> **DO THIS**
Look through the data for the string "satisfied". Copy every line where it is found.

> **SUPPLIED MATERIAL**
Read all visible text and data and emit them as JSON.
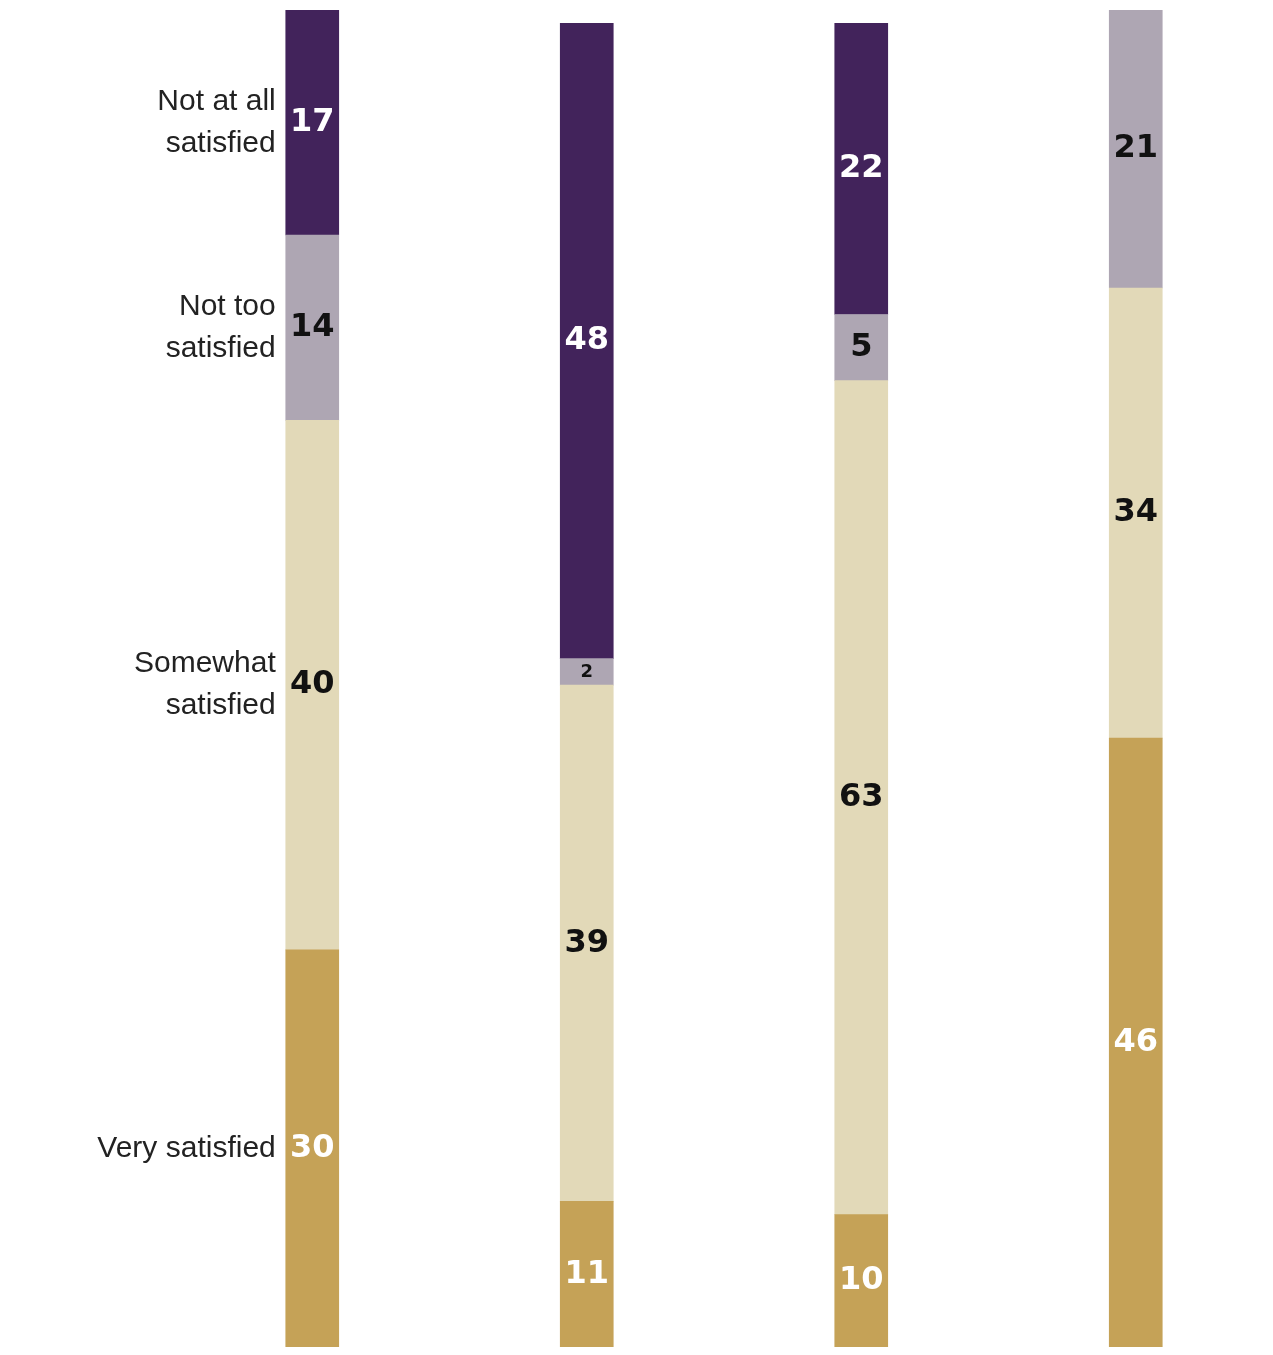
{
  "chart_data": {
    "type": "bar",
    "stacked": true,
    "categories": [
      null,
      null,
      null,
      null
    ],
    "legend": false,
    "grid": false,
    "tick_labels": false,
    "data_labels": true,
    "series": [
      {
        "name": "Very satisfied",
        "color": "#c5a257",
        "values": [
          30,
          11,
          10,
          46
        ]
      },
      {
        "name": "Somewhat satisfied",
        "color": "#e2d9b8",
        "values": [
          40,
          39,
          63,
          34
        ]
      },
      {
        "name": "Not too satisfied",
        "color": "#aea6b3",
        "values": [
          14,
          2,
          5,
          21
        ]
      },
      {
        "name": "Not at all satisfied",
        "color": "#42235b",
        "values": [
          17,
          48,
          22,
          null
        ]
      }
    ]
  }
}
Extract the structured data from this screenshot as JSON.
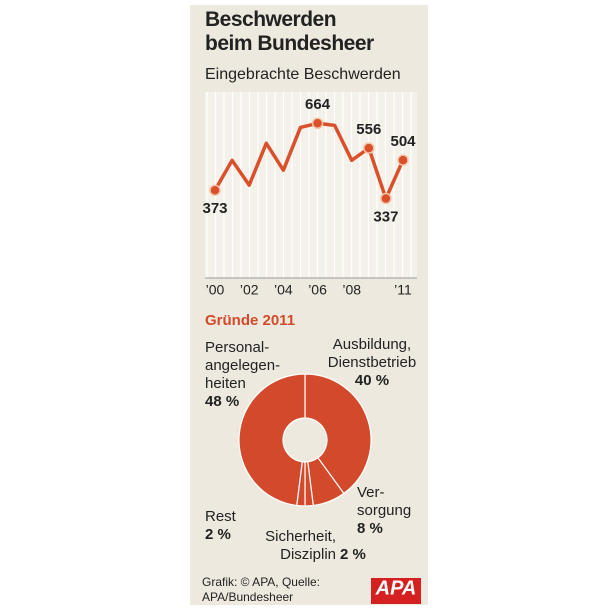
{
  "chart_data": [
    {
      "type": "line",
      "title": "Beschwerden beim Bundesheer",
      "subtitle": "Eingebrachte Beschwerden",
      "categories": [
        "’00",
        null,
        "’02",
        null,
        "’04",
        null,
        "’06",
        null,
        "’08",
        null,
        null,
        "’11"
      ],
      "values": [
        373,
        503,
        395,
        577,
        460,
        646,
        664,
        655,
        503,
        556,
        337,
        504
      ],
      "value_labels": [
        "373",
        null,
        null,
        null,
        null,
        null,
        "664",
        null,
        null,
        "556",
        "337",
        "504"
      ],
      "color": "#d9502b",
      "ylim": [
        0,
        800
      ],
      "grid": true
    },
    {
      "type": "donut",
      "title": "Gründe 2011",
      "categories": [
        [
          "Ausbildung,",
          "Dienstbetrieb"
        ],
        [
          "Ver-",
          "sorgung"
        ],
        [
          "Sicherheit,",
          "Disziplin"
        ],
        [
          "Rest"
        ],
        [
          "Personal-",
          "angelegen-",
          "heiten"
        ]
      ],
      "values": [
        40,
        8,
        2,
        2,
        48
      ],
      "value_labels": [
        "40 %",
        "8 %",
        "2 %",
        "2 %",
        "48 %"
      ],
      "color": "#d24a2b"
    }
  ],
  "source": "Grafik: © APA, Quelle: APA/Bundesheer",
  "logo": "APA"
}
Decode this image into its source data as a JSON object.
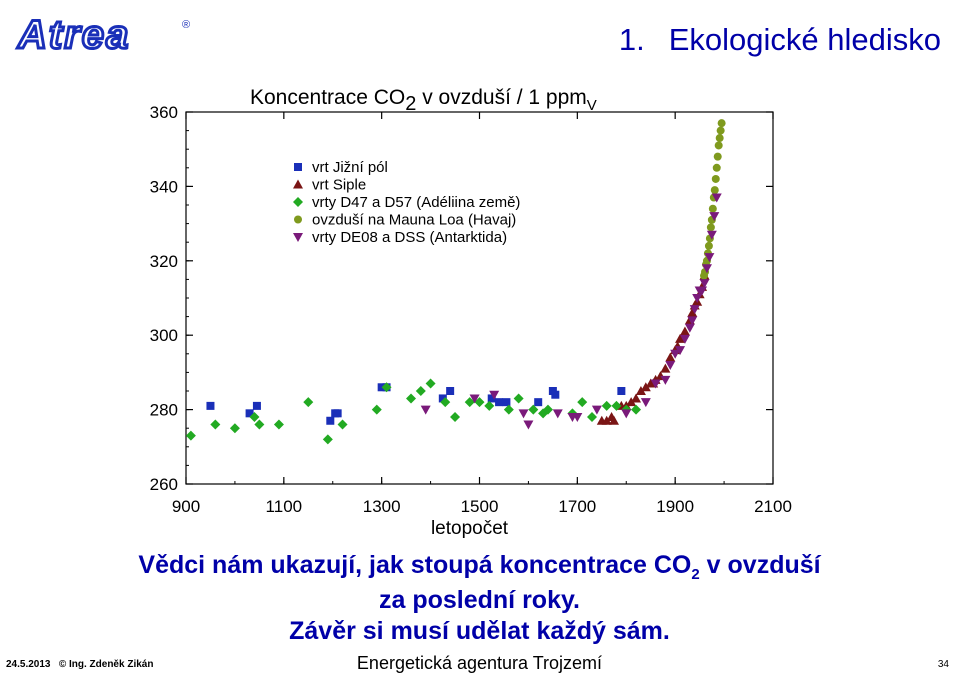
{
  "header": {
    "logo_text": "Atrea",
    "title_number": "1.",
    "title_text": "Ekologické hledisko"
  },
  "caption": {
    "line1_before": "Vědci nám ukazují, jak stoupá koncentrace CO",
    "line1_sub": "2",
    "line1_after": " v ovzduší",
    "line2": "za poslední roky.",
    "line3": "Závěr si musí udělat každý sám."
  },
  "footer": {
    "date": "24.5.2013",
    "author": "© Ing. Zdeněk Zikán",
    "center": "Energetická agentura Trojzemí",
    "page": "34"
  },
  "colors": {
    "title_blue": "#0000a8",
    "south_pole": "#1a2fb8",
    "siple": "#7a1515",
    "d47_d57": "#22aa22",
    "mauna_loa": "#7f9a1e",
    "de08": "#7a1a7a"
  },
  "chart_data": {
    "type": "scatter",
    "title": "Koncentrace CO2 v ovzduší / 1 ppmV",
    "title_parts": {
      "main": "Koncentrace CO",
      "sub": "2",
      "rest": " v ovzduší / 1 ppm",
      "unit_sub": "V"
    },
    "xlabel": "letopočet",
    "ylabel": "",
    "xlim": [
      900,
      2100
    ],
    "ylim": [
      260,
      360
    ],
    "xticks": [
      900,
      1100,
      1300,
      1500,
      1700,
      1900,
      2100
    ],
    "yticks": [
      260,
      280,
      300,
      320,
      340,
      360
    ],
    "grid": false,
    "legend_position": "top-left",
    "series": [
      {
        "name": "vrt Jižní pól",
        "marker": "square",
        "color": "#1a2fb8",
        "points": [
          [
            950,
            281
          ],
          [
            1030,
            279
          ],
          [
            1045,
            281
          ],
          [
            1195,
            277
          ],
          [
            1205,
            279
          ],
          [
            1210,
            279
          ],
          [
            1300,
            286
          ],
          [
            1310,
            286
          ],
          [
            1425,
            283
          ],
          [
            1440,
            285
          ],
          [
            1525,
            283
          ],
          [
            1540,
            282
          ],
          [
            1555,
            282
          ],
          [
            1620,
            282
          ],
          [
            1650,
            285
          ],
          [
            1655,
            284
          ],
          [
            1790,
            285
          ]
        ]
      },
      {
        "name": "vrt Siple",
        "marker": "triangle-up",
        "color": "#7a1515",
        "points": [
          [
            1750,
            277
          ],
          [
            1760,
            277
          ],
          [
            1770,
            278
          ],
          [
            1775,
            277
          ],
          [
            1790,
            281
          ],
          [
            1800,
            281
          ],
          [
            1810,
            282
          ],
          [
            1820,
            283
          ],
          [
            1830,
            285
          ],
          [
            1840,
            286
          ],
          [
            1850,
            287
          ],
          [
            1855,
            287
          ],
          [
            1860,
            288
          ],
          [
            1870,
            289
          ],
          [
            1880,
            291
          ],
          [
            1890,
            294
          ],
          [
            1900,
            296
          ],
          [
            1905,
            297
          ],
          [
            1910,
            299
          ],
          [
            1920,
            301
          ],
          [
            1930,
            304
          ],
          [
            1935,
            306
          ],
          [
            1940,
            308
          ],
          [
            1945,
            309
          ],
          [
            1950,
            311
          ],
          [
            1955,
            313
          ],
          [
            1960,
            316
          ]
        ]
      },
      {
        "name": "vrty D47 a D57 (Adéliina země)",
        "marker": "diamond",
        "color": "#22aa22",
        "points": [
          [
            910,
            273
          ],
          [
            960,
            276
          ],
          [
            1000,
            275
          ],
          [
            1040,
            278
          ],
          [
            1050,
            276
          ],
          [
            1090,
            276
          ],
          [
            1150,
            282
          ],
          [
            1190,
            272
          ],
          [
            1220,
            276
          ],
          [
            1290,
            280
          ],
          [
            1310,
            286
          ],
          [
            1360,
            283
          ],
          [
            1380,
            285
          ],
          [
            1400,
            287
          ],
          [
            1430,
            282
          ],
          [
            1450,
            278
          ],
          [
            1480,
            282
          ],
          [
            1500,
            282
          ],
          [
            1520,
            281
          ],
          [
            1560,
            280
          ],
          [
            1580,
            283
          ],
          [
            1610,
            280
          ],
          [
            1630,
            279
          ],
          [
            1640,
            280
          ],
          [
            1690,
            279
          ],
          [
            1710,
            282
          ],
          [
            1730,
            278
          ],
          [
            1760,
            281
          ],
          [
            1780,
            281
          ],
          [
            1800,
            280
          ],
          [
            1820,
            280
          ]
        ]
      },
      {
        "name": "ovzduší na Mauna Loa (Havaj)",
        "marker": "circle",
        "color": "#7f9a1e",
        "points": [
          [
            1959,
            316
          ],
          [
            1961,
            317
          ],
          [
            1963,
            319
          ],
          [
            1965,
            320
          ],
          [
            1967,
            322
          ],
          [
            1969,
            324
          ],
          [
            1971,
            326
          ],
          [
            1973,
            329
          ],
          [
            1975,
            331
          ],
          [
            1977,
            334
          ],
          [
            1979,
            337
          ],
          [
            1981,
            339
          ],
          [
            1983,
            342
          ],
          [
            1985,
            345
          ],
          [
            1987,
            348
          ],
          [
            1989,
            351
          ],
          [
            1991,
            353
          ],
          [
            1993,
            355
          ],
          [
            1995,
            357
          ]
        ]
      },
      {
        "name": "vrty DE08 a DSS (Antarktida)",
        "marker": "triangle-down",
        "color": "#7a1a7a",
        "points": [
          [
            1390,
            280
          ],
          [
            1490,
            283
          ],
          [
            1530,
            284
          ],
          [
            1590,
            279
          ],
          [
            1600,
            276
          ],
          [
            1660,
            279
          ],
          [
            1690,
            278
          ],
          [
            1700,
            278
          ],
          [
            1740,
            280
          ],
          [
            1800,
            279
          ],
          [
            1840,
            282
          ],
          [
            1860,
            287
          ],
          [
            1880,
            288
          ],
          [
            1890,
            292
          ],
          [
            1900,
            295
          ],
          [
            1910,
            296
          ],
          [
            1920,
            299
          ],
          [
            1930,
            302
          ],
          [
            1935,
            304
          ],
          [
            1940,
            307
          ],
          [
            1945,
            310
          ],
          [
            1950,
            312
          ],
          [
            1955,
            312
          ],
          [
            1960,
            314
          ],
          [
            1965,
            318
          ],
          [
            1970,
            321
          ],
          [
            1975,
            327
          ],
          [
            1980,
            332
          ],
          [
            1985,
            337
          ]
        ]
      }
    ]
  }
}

> **OUTPUT FOR THIS EXERCISE**
        "name": "Very satisfied",
        "name": "Somewhat satisfied",
        "name": "Not too satisfied",
        "name": "Not at all satisfied",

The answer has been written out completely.